TASK PROMPT:
Give the listing again exactly, omitting its images.

RECORD EXTRACTS:

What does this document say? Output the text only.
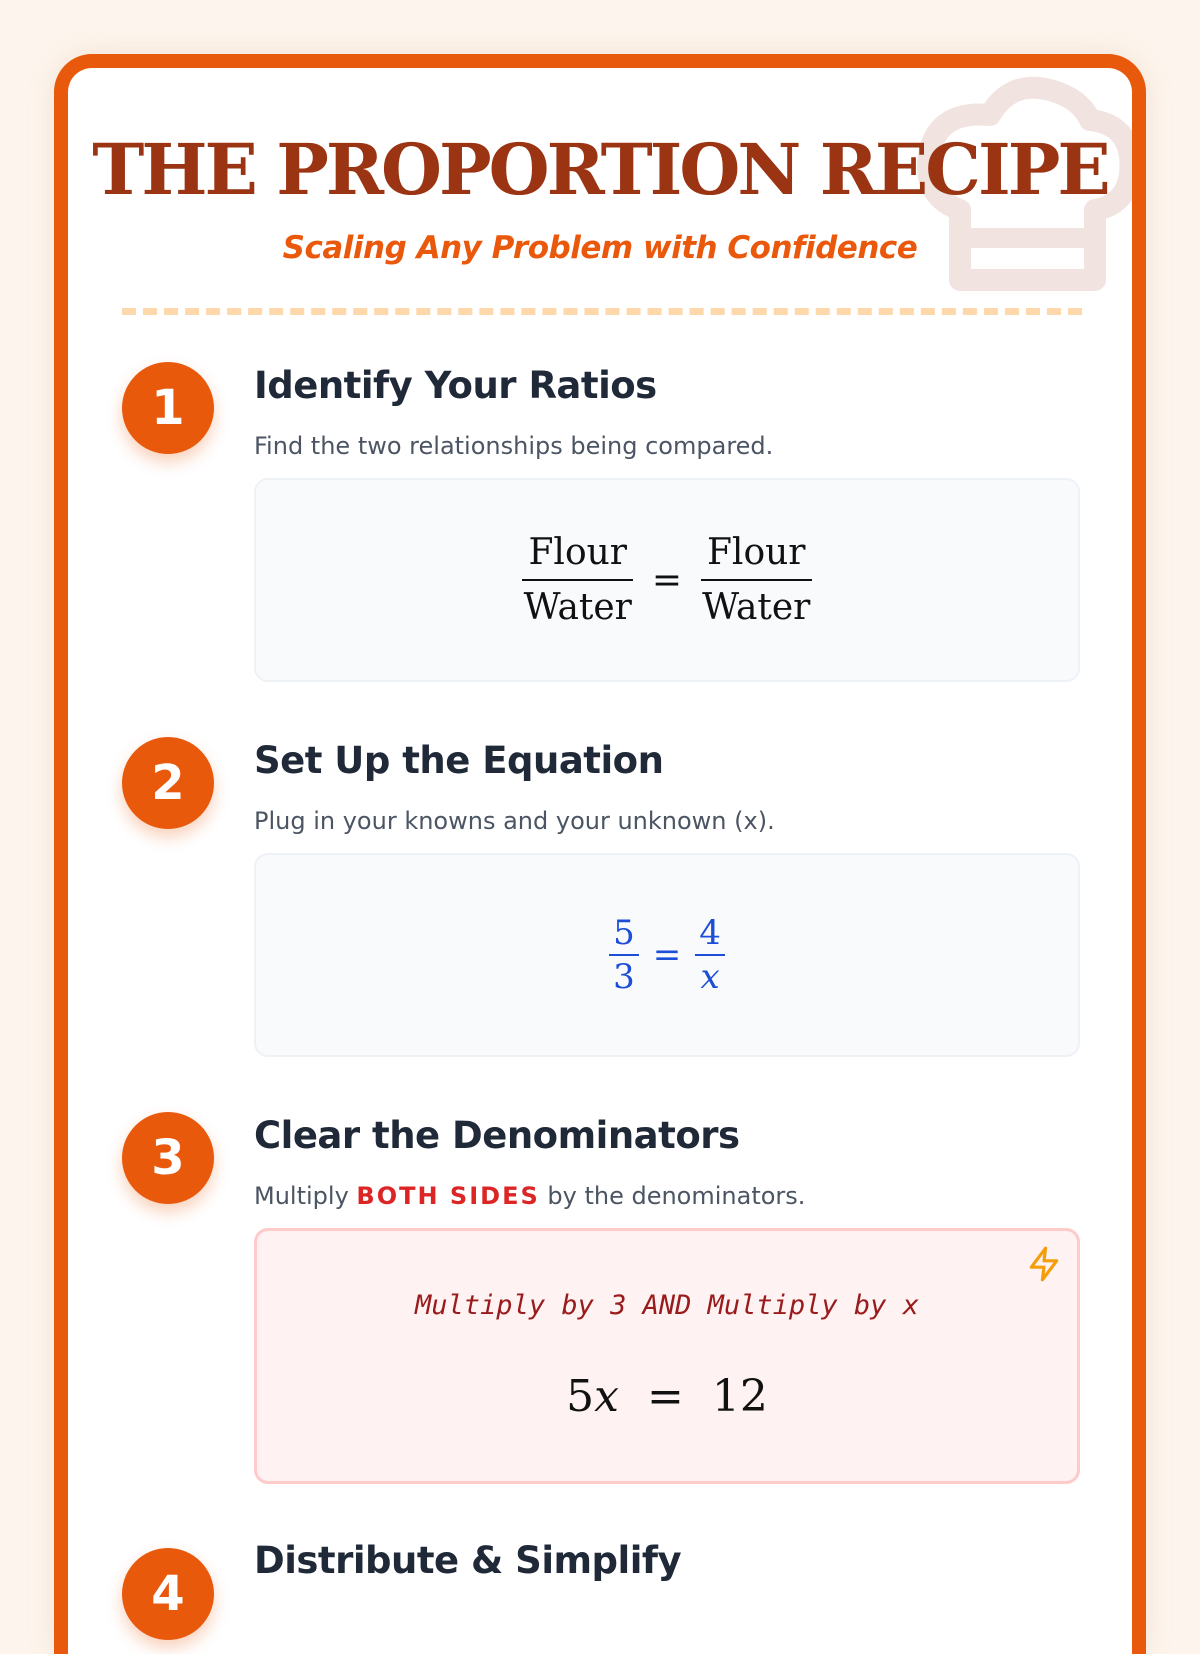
THE PROPORTION RECIPE

Scaling Any Problem with Confidence

1	Identify Your Ratios

Find the two relationships being compared.

$\frac{\text{Flour}}{\text{Water}} = \frac{\text{Flour}}{\text{Water}}$
2	Set Up the Equation

Plug in your knowns and your unknown (x).

$\frac{5}{3} = \frac{4}{x}$
3	Clear the Denominators

Multiply BOTH SIDES by the denominators.

Multiply by 3 AND Multiply by x

5x = 12
4
Distribute & Simplify
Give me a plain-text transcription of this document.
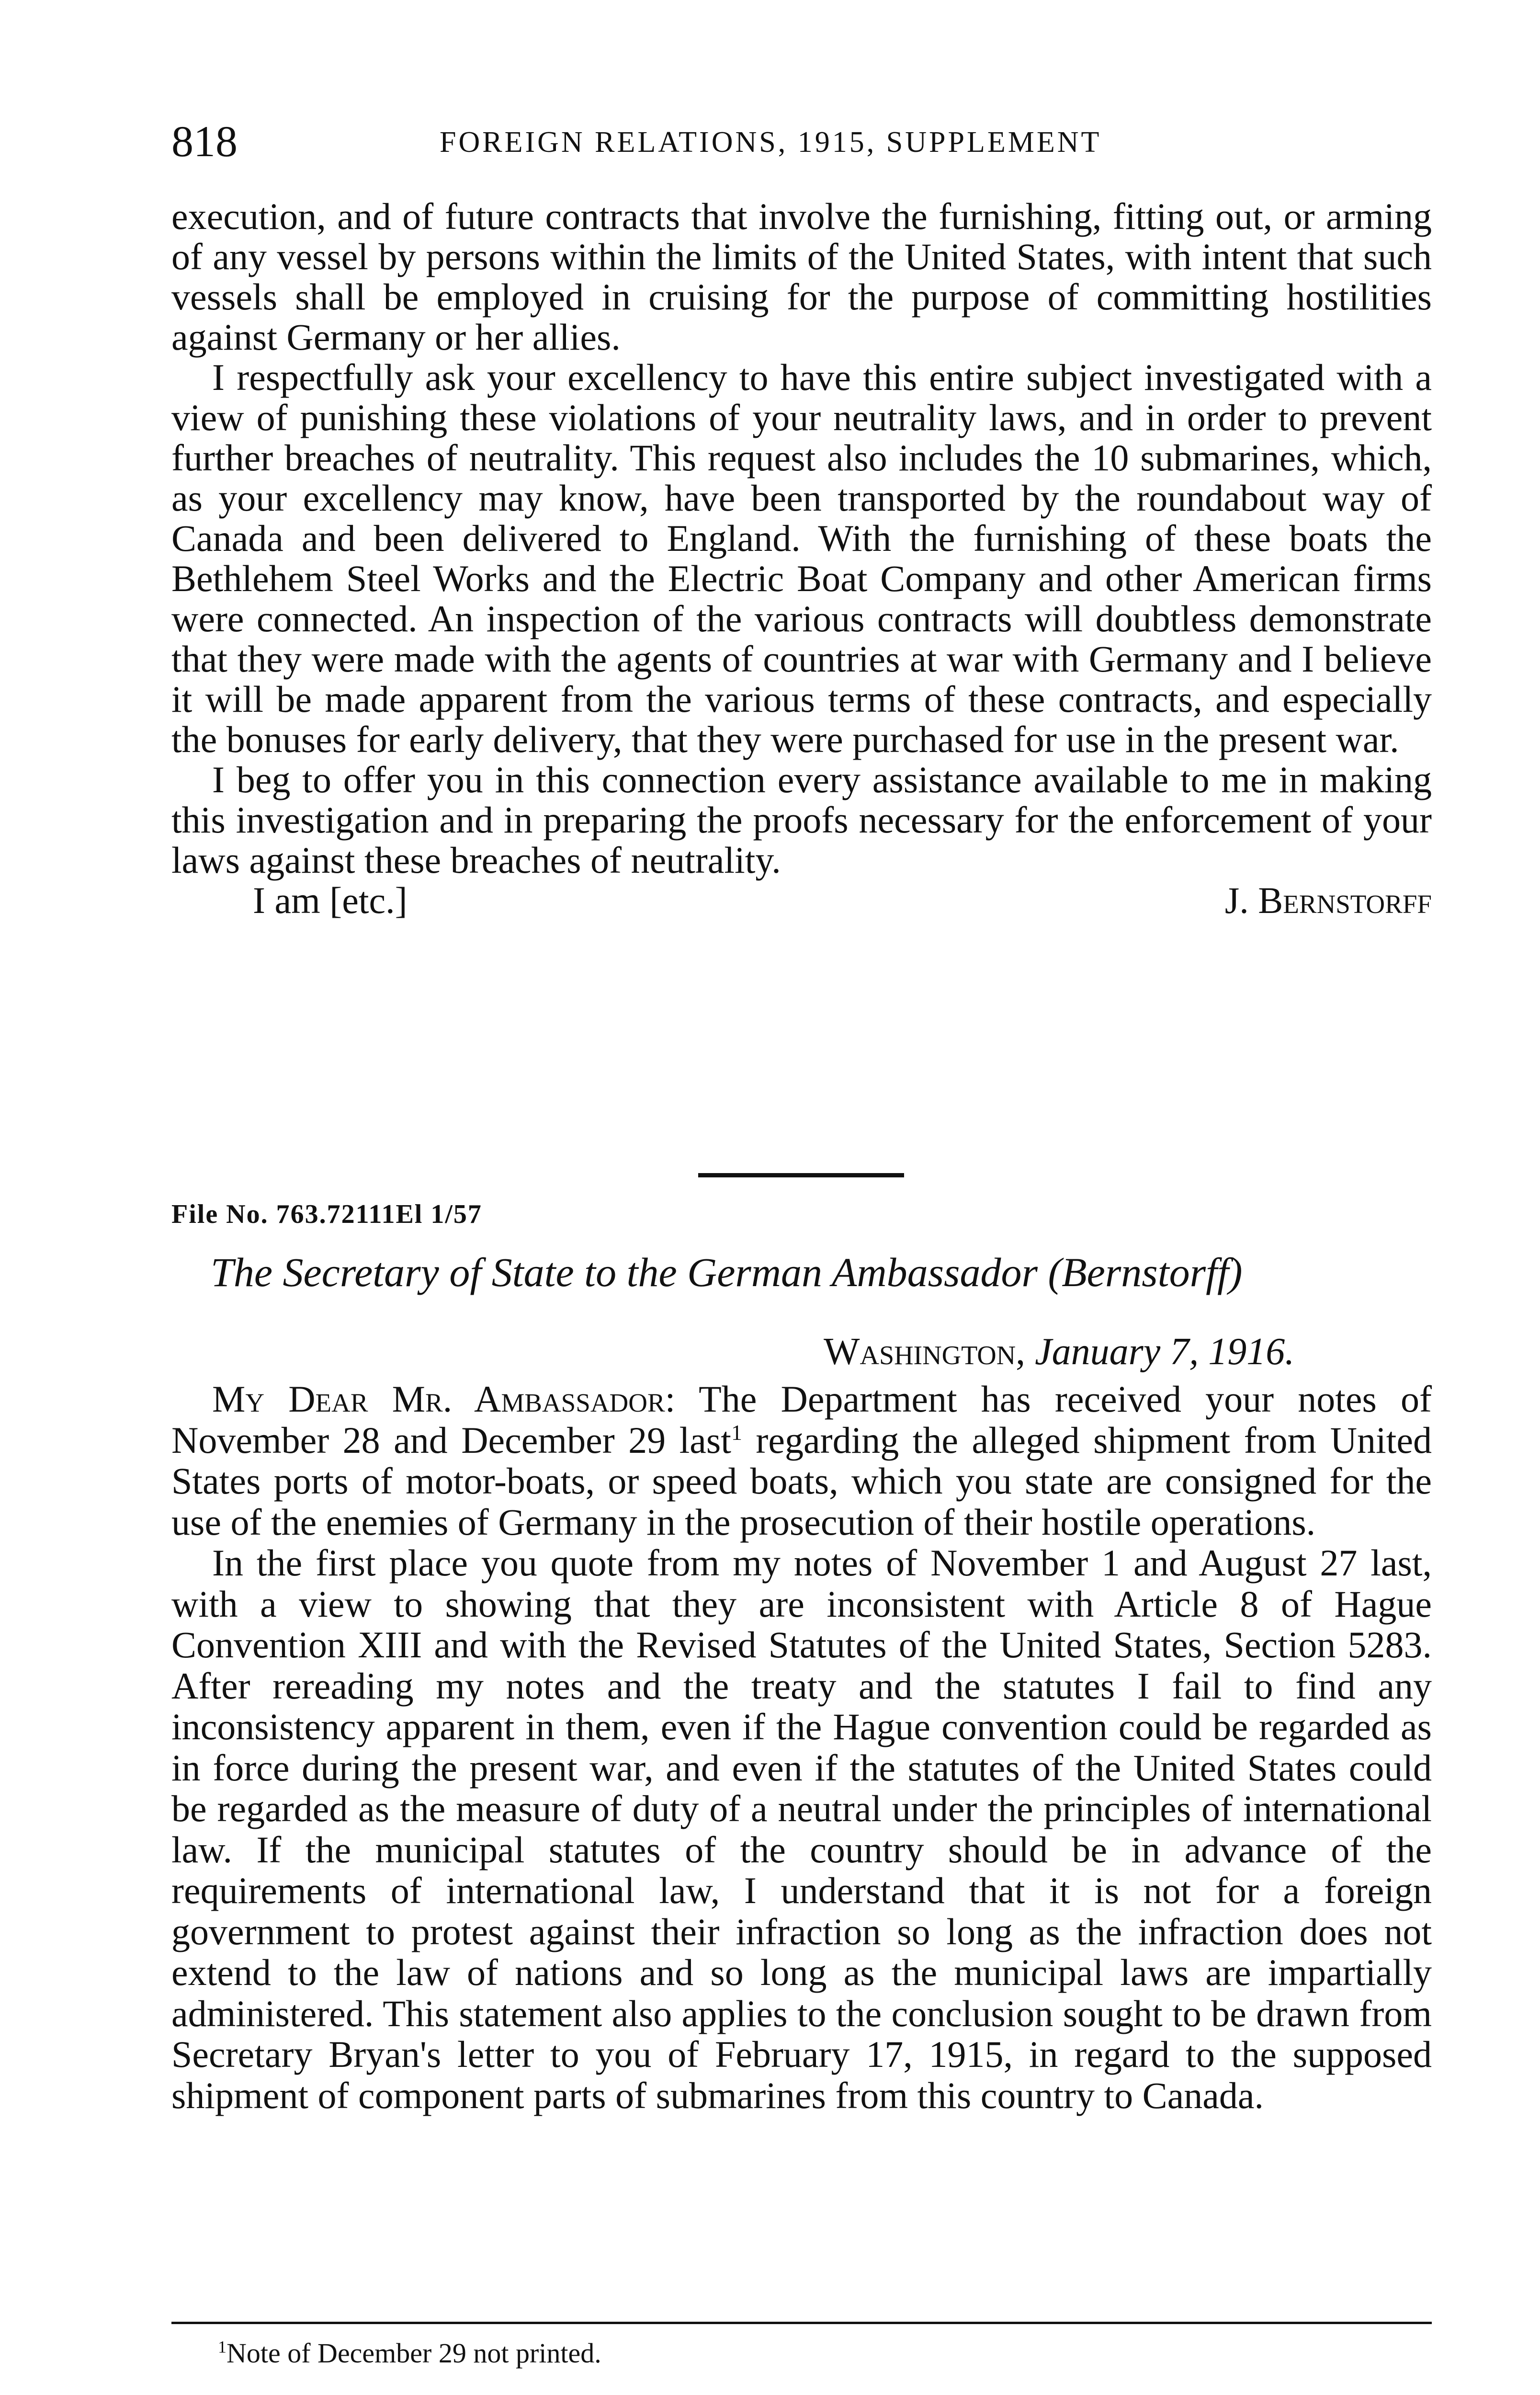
818	FOREIGN RELATIONS, 1915, SUPPLEMENT

execution, and of future contracts that involve the furnishing, fitting out, or arming of any vessel by persons within the limits of the United States, with intent that such vessels shall be employed in cruising for the purpose of committing hostilities against Germany or her allies.

I respectfully ask your excellency to have this entire subject investigated with a view of punishing these violations of your neutrality laws, and in order to prevent further breaches of neutrality. This request also includes the 10 submarines, which, as your excellency may know, have been transported by the roundabout way of Canada and been delivered to England. With the furnishing of these boats the Bethlehem Steel Works and the Electric Boat Company and other American firms were connected. An inspection of the various contracts will doubtless demonstrate that they were made with the agents of countries at war with Germany and I believe it will be made apparent from the various terms of these contracts, and especially the bonuses for early delivery, that they were purchased for use in the present war.

I beg to offer you in this connection every assistance available to me in making this investigation and in preparing the proofs necessary for the enforcement of your laws against these breaches of neutrality.

I am [etc.]	J. Bernstorff

File No. 763.72111El 1/57
The Secretary of State to the German Ambassador (Bernstorff)
Washington, January 7, 1916.

My Dear Mr. Ambassador: The Department has received your notes of November 28 and December 29 last$^1$ regarding the alleged shipment from United States ports of motor-boats, or speed boats, which you state are consigned for the use of the enemies of Germany in the prosecution of their hostile operations.

In the first place you quote from my notes of November 1 and August 27 last, with a view to showing that they are inconsistent with Article 8 of Hague Convention XIII and with the Revised Statutes of the United States, Section 5283. After rereading my notes and the treaty and the statutes I fail to find any inconsistency apparent in them, even if the Hague convention could be regarded as in force during the present war, and even if the statutes of the United States could be regarded as the measure of duty of a neutral under the principles of international law. If the municipal statutes of the country should be in advance of the requirements of international law, I understand that it is not for a foreign government to protest against their infraction so long as the infraction does not extend to the law of nations and so long as the municipal laws are impartially administered. This statement also applies to the conclusion sought to be drawn from Secretary Bryan's letter to you of February 17, 1915, in regard to the supposed shipment of component parts of submarines from this country to Canada.

$^1$Note of December 29 not printed.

TASK RESPONSE:
What does this document say? Output the text only.
THE PROPORTION RECIPE

Scaling Any Problem with Confidence

1	Identify Your Ratios

Find the two relationships being compared.

$\frac{\text{Flour}}{\text{Water}} = \frac{\text{Flour}}{\text{Water}}$
2	Set Up the Equation

Plug in your knowns and your unknown (x).

$\frac{5}{3} = \frac{4}{x}$
3	Clear the Denominators

Multiply BOTH SIDES by the denominators.

Multiply by 3 AND Multiply by x

5x = 12
4
Distribute & Simplify
Give me a plain-text transcription of this document.
818	FOREIGN RELATIONS, 1915, SUPPLEMENT

execution, and of future contracts that involve the furnishing, fitting out, or arming of any vessel by persons within the limits of the United States, with intent that such vessels shall be employed in cruising for the purpose of committing hostilities against Germany or her allies.

I respectfully ask your excellency to have this entire subject investigated with a view of punishing these violations of your neutrality laws, and in order to prevent further breaches of neutrality. This request also includes the 10 submarines, which, as your excellency may know, have been transported by the roundabout way of Canada and been delivered to England. With the furnishing of these boats the Bethlehem Steel Works and the Electric Boat Company and other American firms were connected. An inspection of the various contracts will doubtless demonstrate that they were made with the agents of countries at war with Germany and I believe it will be made apparent from the various terms of these contracts, and especially the bonuses for early delivery, that they were purchased for use in the present war.

I beg to offer you in this connection every assistance available to me in making this investigation and in preparing the proofs necessary for the enforcement of your laws against these breaches of neutrality.

I am [etc.]	J. Bernstorff

File No. 763.72111El 1/57
The Secretary of State to the German Ambassador (Bernstorff)
Washington, January 7, 1916.

My Dear Mr. Ambassador: The Department has received your notes of November 28 and December 29 last$^1$ regarding the alleged shipment from United States ports of motor-boats, or speed boats, which you state are consigned for the use of the enemies of Germany in the prosecution of their hostile operations.

In the first place you quote from my notes of November 1 and August 27 last, with a view to showing that they are inconsistent with Article 8 of Hague Convention XIII and with the Revised Statutes of the United States, Section 5283. After rereading my notes and the treaty and the statutes I fail to find any inconsistency apparent in them, even if the Hague convention could be regarded as in force during the present war, and even if the statutes of the United States could be regarded as the measure of duty of a neutral under the principles of international law. If the municipal statutes of the country should be in advance of the requirements of international law, I understand that it is not for a foreign government to protest against their infraction so long as the infraction does not extend to the law of nations and so long as the municipal laws are impartially administered. This statement also applies to the conclusion sought to be drawn from Secretary Bryan's letter to you of February 17, 1915, in regard to the supposed shipment of component parts of submarines from this country to Canada.

$^1$Note of December 29 not printed.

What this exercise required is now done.